PROBLEM DESCRIPTION: Quote the records that follow in full, leaving the pictures out.

_____

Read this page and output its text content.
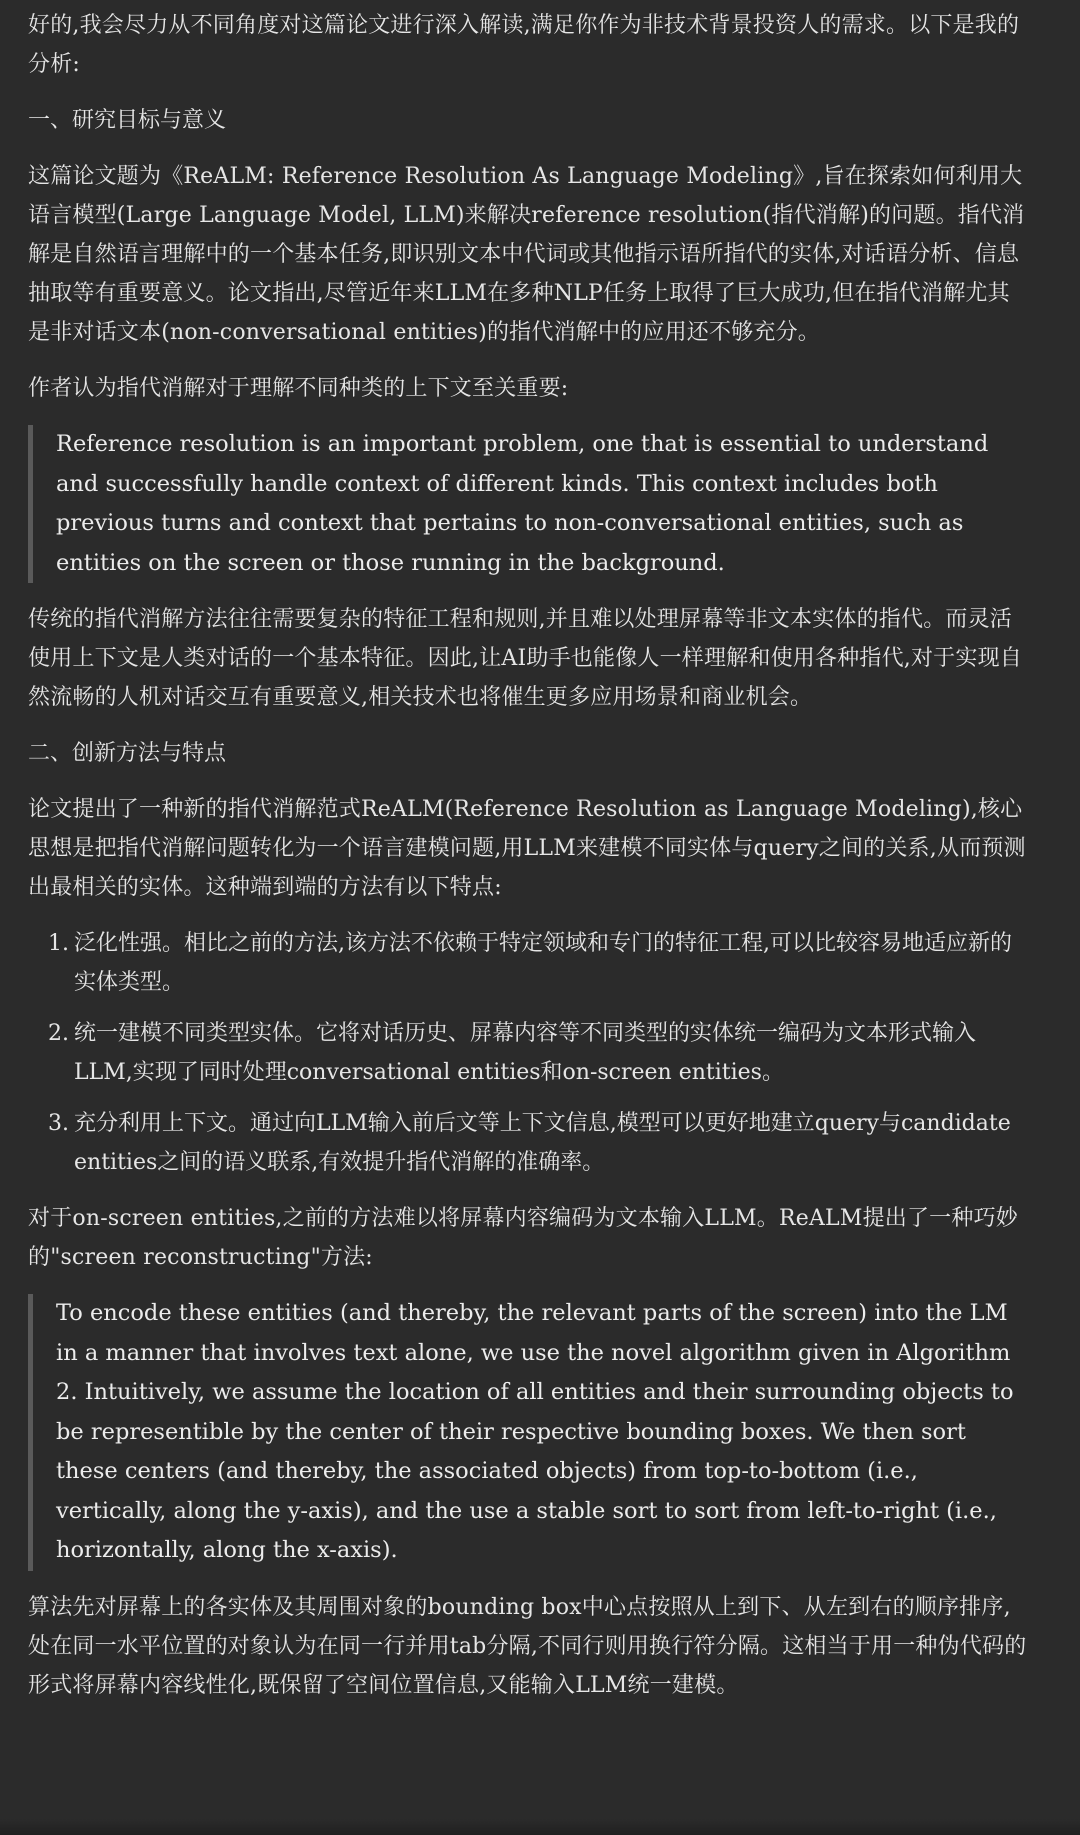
好的,我会尽力从不同角度对这篇论文进行深入解读,满足你作为非技术背景投资人的需求。以下是我的分析:

一、研究目标与意义

这篇论文题为《ReALM: Reference Resolution As Language Modeling》,旨在探索如何利用大语言模型(Large Language Model, LLM)来解决reference resolution(指代消解)的问题。指代消解是自然语言理解中的一个基本任务,即识别文本中代词或其他指示语所指代的实体,对话语分析、信息抽取等有重要意义。论文指出,尽管近年来LLM在多种NLP任务上取得了巨大成功,但在指代消解尤其是非对话文本(non-conversational entities)的指代消解中的应用还不够充分。

作者认为指代消解对于理解不同种类的上下文至关重要:

Reference resolution is an important problem, one that is essential to understand and successfully handle context of different kinds. This context includes both previous turns and context that pertains to non-conversational entities, such as entities on the screen or those running in the background.

传统的指代消解方法往往需要复杂的特征工程和规则,并且难以处理屏幕等非文本实体的指代。而灵活使用上下文是人类对话的一个基本特征。因此,让AI助手也能像人一样理解和使用各种指代,对于实现自然流畅的人机对话交互有重要意义,相关技术也将催生更多应用场景和商业机会。

二、创新方法与特点

论文提出了一种新的指代消解范式ReALM(Reference Resolution as Language Modeling),核心思想是把指代消解问题转化为一个语言建模问题,用LLM来建模不同实体与query之间的关系,从而预测出最相关的实体。这种端到端的方法有以下特点:

1. 泛化性强。相比之前的方法,该方法不依赖于特定领域和专门的特征工程,可以比较容易地适应新的实体类型。
2. 统一建模不同类型实体。它将对话历史、屏幕内容等不同类型的实体统一编码为文本形式输入LLM,实现了同时处理conversational entities和on-screen entities。
3. 充分利用上下文。通过向LLM输入前后文等上下文信息,模型可以更好地建立query与candidate entities之间的语义联系,有效提升指代消解的准确率。

对于on-screen entities,之前的方法难以将屏幕内容编码为文本输入LLM。ReALM提出了一种巧妙的"screen reconstructing"方法:

To encode these entities (and thereby, the relevant parts of the screen) into the LM in a manner that involves text alone, we use the novel algorithm given in Algorithm 2. Intuitively, we assume the location of all entities and their surrounding objects to be representible by the center of their respective bounding boxes. We then sort these centers (and thereby, the associated objects) from top-to-bottom (i.e., vertically, along the y-axis), and the use a stable sort to sort from left-to-right (i.e., horizontally, along the x-axis).

算法先对屏幕上的各实体及其周围对象的bounding box中心点按照从上到下、从左到右的顺序排序,处在同一水平位置的对象认为在同一行并用tab分隔,不同行则用换行符分隔。这相当于用一种伪代码的形式将屏幕内容线性化,既保留了空间位置信息,又能输入LLM统一建模。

_____

RESPONSE TO THIS TASK:
Read this page and output its text content.
好的,我会尽力从不同角度对这篇论文进行深入解读,满足你作为非技术背景投资人的需求。以下是我的分析:

一、研究目标与意义

这篇论文题为《ReALM: Reference Resolution As Language Modeling》,旨在探索如何利用大语言模型(Large Language Model, LLM)来解决reference resolution(指代消解)的问题。指代消解是自然语言理解中的一个基本任务,即识别文本中代词或其他指示语所指代的实体,对话语分析、信息抽取等有重要意义。论文指出,尽管近年来LLM在多种NLP任务上取得了巨大成功,但在指代消解尤其是非对话文本(non-conversational entities)的指代消解中的应用还不够充分。

作者认为指代消解对于理解不同种类的上下文至关重要:

Reference resolution is an important problem, one that is essential to understand and successfully handle context of different kinds. This context includes both previous turns and context that pertains to non-conversational entities, such as entities on the screen or those running in the background.

传统的指代消解方法往往需要复杂的特征工程和规则,并且难以处理屏幕等非文本实体的指代。而灵活使用上下文是人类对话的一个基本特征。因此,让AI助手也能像人一样理解和使用各种指代,对于实现自然流畅的人机对话交互有重要意义,相关技术也将催生更多应用场景和商业机会。

二、创新方法与特点

论文提出了一种新的指代消解范式ReALM(Reference Resolution as Language Modeling),核心思想是把指代消解问题转化为一个语言建模问题,用LLM来建模不同实体与query之间的关系,从而预测出最相关的实体。这种端到端的方法有以下特点:

1. 泛化性强。相比之前的方法,该方法不依赖于特定领域和专门的特征工程,可以比较容易地适应新的实体类型。
2. 统一建模不同类型实体。它将对话历史、屏幕内容等不同类型的实体统一编码为文本形式输入LLM,实现了同时处理conversational entities和on-screen entities。
3. 充分利用上下文。通过向LLM输入前后文等上下文信息,模型可以更好地建立query与candidate entities之间的语义联系,有效提升指代消解的准确率。

对于on-screen entities,之前的方法难以将屏幕内容编码为文本输入LLM。ReALM提出了一种巧妙的"screen reconstructing"方法:

To encode these entities (and thereby, the relevant parts of the screen) into the LM in a manner that involves text alone, we use the novel algorithm given in Algorithm 2. Intuitively, we assume the location of all entities and their surrounding objects to be representible by the center of their respective bounding boxes. We then sort these centers (and thereby, the associated objects) from top-to-bottom (i.e., vertically, along the y-axis), and the use a stable sort to sort from left-to-right (i.e., horizontally, along the x-axis).

算法先对屏幕上的各实体及其周围对象的bounding box中心点按照从上到下、从左到右的顺序排序,处在同一水平位置的对象认为在同一行并用tab分隔,不同行则用换行符分隔。这相当于用一种伪代码的形式将屏幕内容线性化,既保留了空间位置信息,又能输入LLM统一建模。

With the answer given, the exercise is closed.